Consigne A – Recopiez fidèlement le passage du récit des dimanches d'enfance qui va de « la seule demi-journée » jusqu'à « sacrée incongruité. ».
Consigne B – Dans le récit des dimanches d'enfance, quelle famille venait en visite à la fin du repas ?
Consigne C – Prolongez le récit des dimanches d'enfance après sa dernière phrase.

Texte source –
- - -

la seule demi-journée où la boutique était fermée. Même le
dimanche matin, il y a avait permanence pour l’accueil des clients,
ma mère manquant l’office pour tenir sa maison et servir quelques
clients. Il traînait en langueur tout autant qu’en longueur. Nous
attendions la visite en fin de repas de la famille Meyer pour les
inévitables cerises à l’eau de vie. J’avoue une aversion toute
particulière pour ce qui à l’époque me semblait déjà une
sacrée incongruité.
L’enfant
que j’étais alors avait néanmoins avalé sa petite dose d’alcool
et si l’humeur était à l’abus, j’y ajoutais le droit de
tremper un biscuit à la cuillère dans le crémant ouvert pour
parachever le repas. Bien lesté de ces compléments, nous pouvions
alors nous diriger vers la Sange pour effectuer le tour du parc du
château. Notre sens de rotation ne variait jamais d’un pouce,
d’autres familles marquaient leur différence en allant à contre
sens de nous.
Nous
ne nous posions pas alors la question s’il y avait mieux à faire
ou même si nous pouvions nous exonérer de la promenade des adultes,
c’était ainsi, il fallait suivre et je pense que nous en étions
ravis. Nous arrivions par l’allée qui longe la résidence des
instituteurs. En cette époque révolue, les mairies logeaient ceux
qui étaient alors respectés de tous. Dans mon village d’en-France,
les maîtres et les maîtresses avaient le droit de vivre dans un
endroit formidable, avec vue sur le Château et ses douves. C’était
toujours avec la crainte de croiser l’un deux que je passais devant
la belle bâtisse qui les regroupait tous.

- - -

Lignes de données –
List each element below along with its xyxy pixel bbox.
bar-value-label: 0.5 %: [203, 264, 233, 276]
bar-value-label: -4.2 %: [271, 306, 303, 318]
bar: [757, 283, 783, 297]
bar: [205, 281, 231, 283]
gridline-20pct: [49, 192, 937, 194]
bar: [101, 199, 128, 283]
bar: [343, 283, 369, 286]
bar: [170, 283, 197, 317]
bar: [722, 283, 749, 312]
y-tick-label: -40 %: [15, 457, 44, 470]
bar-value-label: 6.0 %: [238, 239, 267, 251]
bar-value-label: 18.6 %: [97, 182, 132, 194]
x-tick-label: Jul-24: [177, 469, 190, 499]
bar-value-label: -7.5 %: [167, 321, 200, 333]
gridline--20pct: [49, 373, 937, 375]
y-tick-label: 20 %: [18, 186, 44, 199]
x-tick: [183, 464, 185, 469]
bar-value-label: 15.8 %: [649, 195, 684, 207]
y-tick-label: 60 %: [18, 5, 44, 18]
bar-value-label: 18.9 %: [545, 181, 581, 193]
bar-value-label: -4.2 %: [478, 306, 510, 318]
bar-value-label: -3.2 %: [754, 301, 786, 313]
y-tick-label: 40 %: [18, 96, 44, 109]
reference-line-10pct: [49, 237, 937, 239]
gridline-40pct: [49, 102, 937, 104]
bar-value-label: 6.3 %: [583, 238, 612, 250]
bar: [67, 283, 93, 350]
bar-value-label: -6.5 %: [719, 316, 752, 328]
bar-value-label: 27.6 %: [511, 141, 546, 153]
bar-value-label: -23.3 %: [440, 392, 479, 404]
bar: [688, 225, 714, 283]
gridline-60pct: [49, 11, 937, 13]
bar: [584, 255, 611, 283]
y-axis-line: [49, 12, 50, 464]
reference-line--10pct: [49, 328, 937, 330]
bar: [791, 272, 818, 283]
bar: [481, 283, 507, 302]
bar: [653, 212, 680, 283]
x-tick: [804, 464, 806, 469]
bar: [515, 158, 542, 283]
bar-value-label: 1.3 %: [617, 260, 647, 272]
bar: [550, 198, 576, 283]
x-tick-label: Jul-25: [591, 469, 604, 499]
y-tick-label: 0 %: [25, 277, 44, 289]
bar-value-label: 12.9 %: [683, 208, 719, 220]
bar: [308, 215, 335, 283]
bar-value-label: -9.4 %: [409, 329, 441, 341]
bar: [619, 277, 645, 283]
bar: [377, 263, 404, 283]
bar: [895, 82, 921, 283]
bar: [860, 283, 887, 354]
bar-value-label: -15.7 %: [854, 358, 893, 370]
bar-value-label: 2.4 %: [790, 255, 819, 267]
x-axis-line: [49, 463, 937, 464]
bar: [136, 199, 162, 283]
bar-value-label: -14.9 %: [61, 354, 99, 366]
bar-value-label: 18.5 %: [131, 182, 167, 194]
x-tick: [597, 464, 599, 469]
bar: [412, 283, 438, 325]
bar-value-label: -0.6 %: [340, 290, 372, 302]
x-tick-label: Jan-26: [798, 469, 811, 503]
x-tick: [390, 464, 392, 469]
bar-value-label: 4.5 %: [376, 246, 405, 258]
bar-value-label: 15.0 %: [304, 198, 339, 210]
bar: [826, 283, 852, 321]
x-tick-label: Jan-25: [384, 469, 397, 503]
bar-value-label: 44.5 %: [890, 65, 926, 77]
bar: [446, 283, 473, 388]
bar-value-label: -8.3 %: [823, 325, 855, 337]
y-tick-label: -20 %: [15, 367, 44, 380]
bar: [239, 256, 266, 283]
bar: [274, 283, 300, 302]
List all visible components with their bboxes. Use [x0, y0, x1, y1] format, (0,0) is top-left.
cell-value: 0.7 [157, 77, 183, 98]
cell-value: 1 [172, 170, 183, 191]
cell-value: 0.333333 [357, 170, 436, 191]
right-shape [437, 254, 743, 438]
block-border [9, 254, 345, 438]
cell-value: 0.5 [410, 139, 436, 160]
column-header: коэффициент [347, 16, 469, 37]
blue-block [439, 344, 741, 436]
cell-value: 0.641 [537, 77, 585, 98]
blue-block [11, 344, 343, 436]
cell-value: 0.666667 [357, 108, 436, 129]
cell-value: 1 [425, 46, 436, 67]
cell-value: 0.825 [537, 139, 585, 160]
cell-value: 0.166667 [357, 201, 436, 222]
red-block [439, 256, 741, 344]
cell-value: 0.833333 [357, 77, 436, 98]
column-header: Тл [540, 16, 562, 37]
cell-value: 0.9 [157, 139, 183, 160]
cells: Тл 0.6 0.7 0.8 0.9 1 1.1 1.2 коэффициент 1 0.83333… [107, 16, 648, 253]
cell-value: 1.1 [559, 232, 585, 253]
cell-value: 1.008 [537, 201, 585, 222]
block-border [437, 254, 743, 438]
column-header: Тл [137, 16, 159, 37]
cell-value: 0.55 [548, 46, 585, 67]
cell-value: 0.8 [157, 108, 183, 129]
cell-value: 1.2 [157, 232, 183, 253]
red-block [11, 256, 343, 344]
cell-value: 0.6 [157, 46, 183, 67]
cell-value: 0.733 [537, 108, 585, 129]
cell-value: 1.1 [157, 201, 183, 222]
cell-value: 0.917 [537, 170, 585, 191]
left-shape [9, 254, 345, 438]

- - -

Réponse A –
la seule demi-journée où la boutique était fermée. Même le
dimanche matin, il y a avait permanence pour l’accueil des clients,
ma mère manquant l’office pour tenir sa maison et servir quelques
clients. Il traînait en langueur tout autant qu’en longueur. Nous
attendions la visite en fin de repas de la famille Meyer pour les
inévitables cerises à l’eau de vie. J’avoue une aversion toute
particulière pour ce qui à l’époque me semblait déjà une
sacrée incongruité.

Réponse B – La famille Meyer.

Réponse C –
Puis
nous nous enfoncions dans l’allée, celle qui allait finir par
bifurquer au niveau de la zone plus mystérieuse, envahie par les
roseaux. C’était là le moment que je redoutais le plus, je
pensais toujours qu’allaient surgir des monstres de cet endroit
touffu. Puis c’était la bonde et les vannes qui donnaient sur la
rivière Sange afin d’alimenter les douves. J’avais une
fascination pour cet espace fermé par une grille d’où sortait
l’eau. Là encore, je devais imaginer quelques monstres marins,
histoire de nourrir mon imagination.
Un
portail était ouvert, il annonçait l’entrée officielle dans le
parc du château. Il offrait après lui, deux itinéraires possibles,
celui qui allait longer les douves ou bien l’autre, que nous
prenions systématiquement pour aller jusqu’à la grotte de la
Vierge. Reproduction de celle de Lourdes, elle cachait à pareille
époque les perce-neiges. Nous revenions avec un petit bouquet. Mon
père devait sans doute se recueillir, lui qui, très croyant, avait
fait à plusieurs reprises le pèlerinage en compagnie de son ami le
curé des Bordes.
C’était
alors la remontée vers la demeure de Maximilien de Béthune. Nous
étions impressionnés et fiers de notre Château, forcément le plus
beau qui soit. Je ne doute pas que tous les sullylois fussent dans ce
même état d’esprit, j’en veux pour preuve le nombre de ceux qui
se promenaient là tout comme ma famille. Il y avait bien sûr des
rencontres, des discussions tandis que les enfants couraient autour
des adultes devenus soudainement immobiles.
Puis
c’était la sortie du Parc par l’entrée des touristes. Nous
longions la Loire, passions devant le pont suspendu avant que de
plonger vers le centre ville. Les cafés, nombreux, recevaient une
grande clientèle, c’était là l’heure de l’apéritif avant
que de rentrer chez soi. Beaucoup venaient là pour regarder la
télévision qu’ils ne possédaient pas. C’était l’heure du
sport, il y avait foule pour s’informer des résultats du week-end
et voir quelques images.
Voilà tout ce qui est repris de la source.